**YOUR OBJECTIVE:** Pictures are not part of the copy; retype all the records below exactly.
++++++++++++++++++++
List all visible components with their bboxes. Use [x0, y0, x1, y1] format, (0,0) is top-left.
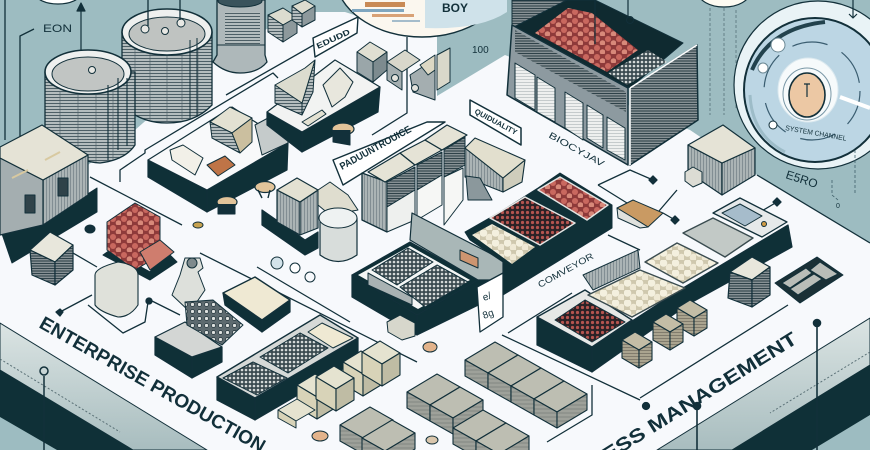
sign: production: PADUUNTROUICE: [338, 124, 414, 173]
label: ERO: 0: [836, 203, 840, 210]
sign: production: [333, 122, 445, 185]
left building: [0, 125, 97, 263]
small building: right: [685, 125, 755, 195]
lenses: [271, 257, 315, 282]
tray cluster: three cells: [217, 315, 358, 420]
tablet panel: [713, 198, 787, 237]
tray group: meat and white: [465, 173, 612, 295]
box on platform: [210, 107, 252, 133]
packets: [170, 145, 203, 175]
gauge dial: [734, 1, 870, 169]
orange book: [207, 156, 235, 176]
band: right floor edge: [657, 175, 870, 450]
small bubble: top left: [36, 0, 80, 4]
wall: front: [507, 25, 628, 165]
tray b: [223, 277, 290, 332]
ingots: right: [775, 257, 843, 303]
arrow: up from tank: [77, 3, 85, 52]
pile: gravel: [608, 50, 667, 85]
boxes: cream stack: [278, 341, 400, 428]
gauge caption: SYSTEM CHANNEL: [785, 125, 847, 143]
top bubble: [335, 0, 509, 37]
band: left floor edge: [0, 323, 207, 450]
gray panel: [410, 213, 503, 280]
glass drum: [319, 208, 357, 262]
sign: quality: QUIDUALITY: [473, 107, 519, 137]
label: EON: [20, 23, 72, 150]
pin: bottom left: [40, 367, 48, 450]
tray row: right: [537, 218, 792, 372]
panel behind trays: [583, 250, 640, 290]
pile: meat: [535, 8, 638, 72]
stools: [85, 123, 354, 233]
coin stools: lower: [312, 342, 438, 444]
label: conveyor: COMVEYOR: [536, 251, 596, 290]
note sign: [477, 273, 503, 332]
sack: [95, 262, 138, 317]
tray block: central gray: [352, 213, 503, 340]
orange parcel: [617, 200, 663, 228]
boxes: cluster upper right: [357, 42, 450, 100]
burlap boxes: [622, 300, 707, 368]
sign: quality: [470, 100, 521, 145]
platform: left: [148, 107, 288, 212]
meat stack on pallet: [103, 203, 177, 280]
box on platform: [275, 85, 302, 115]
bubble label: BOY: [442, 1, 468, 15]
wall: right: [630, 45, 698, 165]
label: ERO: [784, 150, 855, 210]
small box: [387, 315, 415, 340]
note sign: 8g: [481, 308, 495, 322]
note sign: e/: [481, 291, 493, 304]
label: ERO: E5RO: [784, 168, 819, 191]
cylinder silo: [213, 0, 267, 73]
label: EON: EON: [43, 23, 72, 35]
platform: upper: [267, 60, 380, 152]
boxes: top centre: [268, 0, 315, 42]
cart: left: [30, 232, 73, 285]
tank: back: [122, 0, 212, 123]
warehouse: [507, 0, 698, 165]
mid-left cabinets on platform: [262, 178, 358, 255]
label: warehouse floor: BIOCYJAV: [547, 130, 606, 169]
pin: bottom centre: [694, 402, 700, 450]
pin: bottom right: [814, 320, 820, 450]
crates: big row: [340, 342, 587, 450]
small bubble: top right: [698, 0, 750, 7]
sign: upper: [313, 17, 358, 57]
tank: front: [45, 50, 135, 163]
bag figure: [172, 258, 205, 312]
sign: upper: EDUDD: [315, 27, 352, 51]
shelving building: [362, 125, 525, 232]
tray a with net: [155, 300, 243, 378]
arrow: top right: [849, 0, 857, 18]
cart: right: [728, 257, 770, 307]
label: 100: 100: [472, 45, 489, 56]
crate beside shelving: [465, 148, 503, 192]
++++++++++++++++++++
**EXERCISE RESPONSE:**
List all visible components with their bboxes. Use [x0, y0, x1, y1] format, (0,0) is top-left.
sign: production: PADUUNTROUICE: [338, 124, 414, 173]
label: ERO: 0: [836, 203, 840, 210]
sign: production: [333, 122, 445, 185]
left building: [0, 125, 97, 263]
small building: right: [685, 125, 755, 195]
lenses: [271, 257, 315, 282]
tray cluster: three cells: [217, 315, 358, 420]
tablet panel: [713, 198, 787, 237]
tray group: meat and white: [465, 173, 612, 295]
box on platform: [210, 107, 252, 133]
packets: [170, 145, 203, 175]
gauge dial: [734, 1, 870, 169]
orange book: [207, 156, 235, 176]
band: right floor edge: [657, 175, 870, 450]
small bubble: top left: [36, 0, 80, 4]
wall: front: [507, 25, 628, 165]
tray b: [223, 277, 290, 332]
ingots: right: [775, 257, 843, 303]
arrow: up from tank: [77, 3, 85, 52]
pile: gravel: [608, 50, 667, 85]
boxes: cream stack: [278, 341, 400, 428]
gauge caption: SYSTEM CHANNEL: [785, 125, 847, 143]
top bubble: [335, 0, 509, 37]
band: left floor edge: [0, 323, 207, 450]
gray panel: [410, 213, 503, 280]
glass drum: [319, 208, 357, 262]
sign: quality: QUIDUALITY: [473, 107, 519, 137]
label: EON: [20, 23, 72, 150]
pin: bottom left: [40, 367, 48, 450]
tray row: right: [537, 218, 792, 372]
panel behind trays: [583, 250, 640, 290]
pile: meat: [535, 8, 638, 72]
stools: [85, 123, 354, 233]
coin stools: lower: [312, 342, 438, 444]
label: conveyor: COMVEYOR: [536, 251, 596, 290]
note sign: [477, 273, 503, 332]
sack: [95, 262, 138, 317]
tray block: central gray: [352, 213, 503, 340]
orange parcel: [617, 200, 663, 228]
boxes: cluster upper right: [357, 42, 450, 100]
burlap boxes: [622, 300, 707, 368]
sign: quality: [470, 100, 521, 145]
platform: left: [148, 107, 288, 212]
meat stack on pallet: [103, 203, 177, 280]
box on platform: [275, 85, 302, 115]
bubble label: BOY: [442, 1, 468, 15]
wall: right: [630, 45, 698, 165]
label: ERO: [784, 150, 855, 210]
small box: [387, 315, 415, 340]
note sign: 8g: [481, 308, 495, 322]
note sign: e/: [481, 291, 493, 304]
label: ERO: E5RO: [784, 168, 819, 191]
cylinder silo: [213, 0, 267, 73]
label: EON: EON: [43, 23, 72, 35]
platform: upper: [267, 60, 380, 152]
boxes: top centre: [268, 0, 315, 42]
cart: left: [30, 232, 73, 285]
tank: back: [122, 0, 212, 123]
warehouse: [507, 0, 698, 165]
mid-left cabinets on platform: [262, 178, 358, 255]
label: warehouse floor: BIOCYJAV: [547, 130, 606, 169]
pin: bottom centre: [694, 402, 700, 450]
pin: bottom right: [814, 320, 820, 450]
crates: big row: [340, 342, 587, 450]
small bubble: top right: [698, 0, 750, 7]
sign: upper: [313, 17, 358, 57]
tank: front: [45, 50, 135, 163]
bag figure: [172, 258, 205, 312]
sign: upper: EDUDD: [315, 27, 352, 51]
shelving building: [362, 125, 525, 232]
tray a with net: [155, 300, 243, 378]
arrow: top right: [849, 0, 857, 18]
cart: right: [728, 257, 770, 307]
label: 100: 100: [472, 45, 489, 56]
crate beside shelving: [465, 148, 503, 192]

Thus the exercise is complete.